Dataset rows
start

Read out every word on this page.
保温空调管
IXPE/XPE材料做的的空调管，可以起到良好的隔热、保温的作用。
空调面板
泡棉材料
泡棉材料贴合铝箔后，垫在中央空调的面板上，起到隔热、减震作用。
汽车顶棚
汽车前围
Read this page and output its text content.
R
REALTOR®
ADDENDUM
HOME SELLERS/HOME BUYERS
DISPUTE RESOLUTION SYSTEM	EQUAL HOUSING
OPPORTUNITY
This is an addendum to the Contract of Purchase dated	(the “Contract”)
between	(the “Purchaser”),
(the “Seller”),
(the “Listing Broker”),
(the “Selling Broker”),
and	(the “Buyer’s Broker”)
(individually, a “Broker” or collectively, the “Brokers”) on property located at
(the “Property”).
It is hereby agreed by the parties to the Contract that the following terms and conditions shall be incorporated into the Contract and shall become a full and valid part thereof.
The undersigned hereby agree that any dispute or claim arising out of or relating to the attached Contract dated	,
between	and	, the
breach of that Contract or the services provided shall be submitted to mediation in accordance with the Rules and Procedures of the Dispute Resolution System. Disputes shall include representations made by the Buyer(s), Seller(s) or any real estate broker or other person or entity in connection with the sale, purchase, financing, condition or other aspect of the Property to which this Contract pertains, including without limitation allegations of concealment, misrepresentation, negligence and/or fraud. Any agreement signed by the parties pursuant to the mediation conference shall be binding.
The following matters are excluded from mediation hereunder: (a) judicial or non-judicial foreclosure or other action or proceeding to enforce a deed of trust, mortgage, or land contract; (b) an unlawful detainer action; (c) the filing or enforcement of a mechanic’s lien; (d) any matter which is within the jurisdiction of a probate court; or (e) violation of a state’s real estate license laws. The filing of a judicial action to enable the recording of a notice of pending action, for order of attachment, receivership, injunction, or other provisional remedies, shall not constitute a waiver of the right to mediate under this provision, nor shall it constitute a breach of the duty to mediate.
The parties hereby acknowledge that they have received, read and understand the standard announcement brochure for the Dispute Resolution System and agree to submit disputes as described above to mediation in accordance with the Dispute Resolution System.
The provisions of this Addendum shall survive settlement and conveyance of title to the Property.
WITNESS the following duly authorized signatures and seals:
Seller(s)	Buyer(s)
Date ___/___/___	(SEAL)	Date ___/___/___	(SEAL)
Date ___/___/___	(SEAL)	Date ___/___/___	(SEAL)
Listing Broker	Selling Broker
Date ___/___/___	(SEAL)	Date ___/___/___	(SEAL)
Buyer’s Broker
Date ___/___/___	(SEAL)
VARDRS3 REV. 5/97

end

## Problem to solve
Please set down all the data word for word.

## Answer
Read out every word on this page.
保温空调管
IXPE/XPE材料做的的空调管，可以起到良好的隔热、保温的作用。
空调面板
泡棉材料
泡棉材料贴合铝箔后，垫在中央空调的面板上，起到隔热、减震作用。
汽车顶棚
汽车前围
Read this page and output its text content.
R
REALTOR®
ADDENDUM
HOME SELLERS/HOME BUYERS
DISPUTE RESOLUTION SYSTEM	EQUAL HOUSING
OPPORTUNITY
This is an addendum to the Contract of Purchase dated	(the “Contract”)
between	(the “Purchaser”),
(the “Seller”),
(the “Listing Broker”),
(the “Selling Broker”),
and	(the “Buyer’s Broker”)
(individually, a “Broker” or collectively, the “Brokers”) on property located at
(the “Property”).
It is hereby agreed by the parties to the Contract that the following terms and conditions shall be incorporated into the Contract and shall become a full and valid part thereof.
The undersigned hereby agree that any dispute or claim arising out of or relating to the attached Contract dated	,
between	and	, the
breach of that Contract or the services provided shall be submitted to mediation in accordance with the Rules and Procedures of the Dispute Resolution System. Disputes shall include representations made by the Buyer(s), Seller(s) or any real estate broker or other person or entity in connection with the sale, purchase, financing, condition or other aspect of the Property to which this Contract pertains, including without limitation allegations of concealment, misrepresentation, negligence and/or fraud. Any agreement signed by the parties pursuant to the mediation conference shall be binding.
The following matters are excluded from mediation hereunder: (a) judicial or non-judicial foreclosure or other action or proceeding to enforce a deed of trust, mortgage, or land contract; (b) an unlawful detainer action; (c) the filing or enforcement of a mechanic’s lien; (d) any matter which is within the jurisdiction of a probate court; or (e) violation of a state’s real estate license laws. The filing of a judicial action to enable the recording of a notice of pending action, for order of attachment, receivership, injunction, or other provisional remedies, shall not constitute a waiver of the right to mediate under this provision, nor shall it constitute a breach of the duty to mediate.
The parties hereby acknowledge that they have received, read and understand the standard announcement brochure for the Dispute Resolution System and agree to submit disputes as described above to mediation in accordance with the Dispute Resolution System.
The provisions of this Addendum shall survive settlement and conveyance of title to the Property.
WITNESS the following duly authorized signatures and seals:
Seller(s)	Buyer(s)
Date ___/___/___	(SEAL)	Date ___/___/___	(SEAL)
Date ___/___/___	(SEAL)	Date ___/___/___	(SEAL)
Listing Broker	Selling Broker
Date ___/___/___	(SEAL)	Date ___/___/___	(SEAL)
Buyer’s Broker
Date ___/___/___	(SEAL)
VARDRS3 REV. 5/97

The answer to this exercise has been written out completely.